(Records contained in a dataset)
::::
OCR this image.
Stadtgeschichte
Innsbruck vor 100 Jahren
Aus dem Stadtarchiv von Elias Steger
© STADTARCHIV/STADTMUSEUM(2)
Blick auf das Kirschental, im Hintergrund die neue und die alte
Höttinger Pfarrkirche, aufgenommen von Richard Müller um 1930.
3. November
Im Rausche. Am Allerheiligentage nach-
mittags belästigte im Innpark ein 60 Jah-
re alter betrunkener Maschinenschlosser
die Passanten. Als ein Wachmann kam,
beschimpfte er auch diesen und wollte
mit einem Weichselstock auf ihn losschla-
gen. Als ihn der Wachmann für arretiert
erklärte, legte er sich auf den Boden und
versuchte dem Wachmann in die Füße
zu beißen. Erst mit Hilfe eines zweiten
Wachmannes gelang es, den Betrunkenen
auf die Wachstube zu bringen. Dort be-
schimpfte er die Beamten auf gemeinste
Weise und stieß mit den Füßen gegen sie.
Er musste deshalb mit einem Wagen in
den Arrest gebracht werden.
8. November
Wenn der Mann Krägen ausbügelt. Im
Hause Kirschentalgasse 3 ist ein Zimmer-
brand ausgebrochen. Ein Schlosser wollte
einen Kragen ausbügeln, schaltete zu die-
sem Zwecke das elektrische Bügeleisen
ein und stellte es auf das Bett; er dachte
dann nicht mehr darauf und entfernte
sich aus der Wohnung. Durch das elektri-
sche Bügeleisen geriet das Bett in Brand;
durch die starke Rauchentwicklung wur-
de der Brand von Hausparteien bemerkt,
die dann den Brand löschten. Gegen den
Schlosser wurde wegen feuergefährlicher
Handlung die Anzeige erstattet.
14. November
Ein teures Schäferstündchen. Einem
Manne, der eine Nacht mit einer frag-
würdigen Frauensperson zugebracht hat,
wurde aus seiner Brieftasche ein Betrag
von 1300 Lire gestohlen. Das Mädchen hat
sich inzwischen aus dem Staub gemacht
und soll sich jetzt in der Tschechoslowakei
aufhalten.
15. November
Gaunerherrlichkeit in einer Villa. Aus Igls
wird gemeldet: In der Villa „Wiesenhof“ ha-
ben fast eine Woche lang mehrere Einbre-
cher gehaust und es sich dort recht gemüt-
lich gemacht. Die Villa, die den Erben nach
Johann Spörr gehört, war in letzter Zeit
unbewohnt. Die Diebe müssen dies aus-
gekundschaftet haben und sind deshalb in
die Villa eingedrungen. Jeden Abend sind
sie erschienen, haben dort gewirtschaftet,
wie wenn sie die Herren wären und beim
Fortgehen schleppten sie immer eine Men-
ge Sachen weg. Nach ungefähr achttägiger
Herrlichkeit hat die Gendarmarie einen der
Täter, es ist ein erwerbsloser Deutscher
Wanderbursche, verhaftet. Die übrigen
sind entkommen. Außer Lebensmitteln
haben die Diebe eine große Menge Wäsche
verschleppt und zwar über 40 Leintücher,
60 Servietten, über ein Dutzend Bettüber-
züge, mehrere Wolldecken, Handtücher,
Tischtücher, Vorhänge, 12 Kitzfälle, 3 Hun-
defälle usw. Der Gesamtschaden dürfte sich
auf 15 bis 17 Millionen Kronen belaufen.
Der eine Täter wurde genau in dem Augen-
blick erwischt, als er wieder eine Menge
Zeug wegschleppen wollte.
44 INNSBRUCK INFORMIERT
::::
**Task details**
The answer must be an exact transcription of every record above.

**Result below**
OCR this image.
Stadtgeschichte
Innsbruck vor 100 Jahren
Aus dem Stadtarchiv von Elias Steger
© STADTARCHIV/STADTMUSEUM(2)
Blick auf das Kirschental, im Hintergrund die neue und die alte
Höttinger Pfarrkirche, aufgenommen von Richard Müller um 1930.
3. November
Im Rausche. Am Allerheiligentage nach-
mittags belästigte im Innpark ein 60 Jah-
re alter betrunkener Maschinenschlosser
die Passanten. Als ein Wachmann kam,
beschimpfte er auch diesen und wollte
mit einem Weichselstock auf ihn losschla-
gen. Als ihn der Wachmann für arretiert
erklärte, legte er sich auf den Boden und
versuchte dem Wachmann in die Füße
zu beißen. Erst mit Hilfe eines zweiten
Wachmannes gelang es, den Betrunkenen
auf die Wachstube zu bringen. Dort be-
schimpfte er die Beamten auf gemeinste
Weise und stieß mit den Füßen gegen sie.
Er musste deshalb mit einem Wagen in
den Arrest gebracht werden.
8. November
Wenn der Mann Krägen ausbügelt. Im
Hause Kirschentalgasse 3 ist ein Zimmer-
brand ausgebrochen. Ein Schlosser wollte
einen Kragen ausbügeln, schaltete zu die-
sem Zwecke das elektrische Bügeleisen
ein und stellte es auf das Bett; er dachte
dann nicht mehr darauf und entfernte
sich aus der Wohnung. Durch das elektri-
sche Bügeleisen geriet das Bett in Brand;
durch die starke Rauchentwicklung wur-
de der Brand von Hausparteien bemerkt,
die dann den Brand löschten. Gegen den
Schlosser wurde wegen feuergefährlicher
Handlung die Anzeige erstattet.
14. November
Ein teures Schäferstündchen. Einem
Manne, der eine Nacht mit einer frag-
würdigen Frauensperson zugebracht hat,
wurde aus seiner Brieftasche ein Betrag
von 1300 Lire gestohlen. Das Mädchen hat
sich inzwischen aus dem Staub gemacht
und soll sich jetzt in der Tschechoslowakei
aufhalten.
15. November
Gaunerherrlichkeit in einer Villa. Aus Igls
wird gemeldet: In der Villa „Wiesenhof“ ha-
ben fast eine Woche lang mehrere Einbre-
cher gehaust und es sich dort recht gemüt-
lich gemacht. Die Villa, die den Erben nach
Johann Spörr gehört, war in letzter Zeit
unbewohnt. Die Diebe müssen dies aus-
gekundschaftet haben und sind deshalb in
die Villa eingedrungen. Jeden Abend sind
sie erschienen, haben dort gewirtschaftet,
wie wenn sie die Herren wären und beim
Fortgehen schleppten sie immer eine Men-
ge Sachen weg. Nach ungefähr achttägiger
Herrlichkeit hat die Gendarmarie einen der
Täter, es ist ein erwerbsloser Deutscher
Wanderbursche, verhaftet. Die übrigen
sind entkommen. Außer Lebensmitteln
haben die Diebe eine große Menge Wäsche
verschleppt und zwar über 40 Leintücher,
60 Servietten, über ein Dutzend Bettüber-
züge, mehrere Wolldecken, Handtücher,
Tischtücher, Vorhänge, 12 Kitzfälle, 3 Hun-
defälle usw. Der Gesamtschaden dürfte sich
auf 15 bis 17 Millionen Kronen belaufen.
Der eine Täter wurde genau in dem Augen-
blick erwischt, als er wieder eine Menge
Zeug wegschleppen wollte.
44 INNSBRUCK INFORMIERT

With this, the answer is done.